=== Task statement ===
Each entry has to be copied exactly, with nothing missed.

=== Material shown ===
■ ■ ■ ■ ■ ■ ■

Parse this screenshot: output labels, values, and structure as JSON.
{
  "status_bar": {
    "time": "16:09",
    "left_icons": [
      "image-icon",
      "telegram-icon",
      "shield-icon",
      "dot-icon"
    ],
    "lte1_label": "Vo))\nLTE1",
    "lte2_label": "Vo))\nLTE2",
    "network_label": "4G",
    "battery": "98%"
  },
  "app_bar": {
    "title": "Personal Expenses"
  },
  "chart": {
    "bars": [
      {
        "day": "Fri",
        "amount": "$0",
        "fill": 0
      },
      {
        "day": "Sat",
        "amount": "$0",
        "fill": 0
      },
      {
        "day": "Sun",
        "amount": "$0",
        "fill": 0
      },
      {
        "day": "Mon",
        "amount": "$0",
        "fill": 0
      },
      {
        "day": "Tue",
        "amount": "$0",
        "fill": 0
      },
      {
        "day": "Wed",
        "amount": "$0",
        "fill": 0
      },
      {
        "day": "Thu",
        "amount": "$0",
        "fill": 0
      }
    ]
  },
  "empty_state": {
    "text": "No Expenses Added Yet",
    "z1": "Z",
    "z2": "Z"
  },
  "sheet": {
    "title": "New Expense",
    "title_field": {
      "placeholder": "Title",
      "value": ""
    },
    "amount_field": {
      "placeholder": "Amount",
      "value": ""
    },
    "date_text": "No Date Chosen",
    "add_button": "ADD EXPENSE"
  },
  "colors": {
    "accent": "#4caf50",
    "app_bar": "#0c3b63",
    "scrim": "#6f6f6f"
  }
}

■ ■ ■ ■ ■ ■ ■

=== Reply to the task ===
Parse this screenshot: output labels, values, and structure as JSON.
{
  "status_bar": {
    "time": "16:09",
    "left_icons": [
      "image-icon",
      "telegram-icon",
      "shield-icon",
      "dot-icon"
    ],
    "lte1_label": "Vo))\nLTE1",
    "lte2_label": "Vo))\nLTE2",
    "network_label": "4G",
    "battery": "98%"
  },
  "app_bar": {
    "title": "Personal Expenses"
  },
  "chart": {
    "bars": [
      {
        "day": "Fri",
        "amount": "$0",
        "fill": 0
      },
      {
        "day": "Sat",
        "amount": "$0",
        "fill": 0
      },
      {
        "day": "Sun",
        "amount": "$0",
        "fill": 0
      },
      {
        "day": "Mon",
        "amount": "$0",
        "fill": 0
      },
      {
        "day": "Tue",
        "amount": "$0",
        "fill": 0
      },
      {
        "day": "Wed",
        "amount": "$0",
        "fill": 0
      },
      {
        "day": "Thu",
        "amount": "$0",
        "fill": 0
      }
    ]
  },
  "empty_state": {
    "text": "No Expenses Added Yet",
    "z1": "Z",
    "z2": "Z"
  },
  "sheet": {
    "title": "New Expense",
    "title_field": {
      "placeholder": "Title",
      "value": ""
    },
    "amount_field": {
      "placeholder": "Amount",
      "value": ""
    },
    "date_text": "No Date Chosen",
    "add_button": "ADD EXPENSE"
  },
  "colors": {
    "accent": "#4caf50",
    "app_bar": "#0c3b63",
    "scrim": "#6f6f6f"
  }
}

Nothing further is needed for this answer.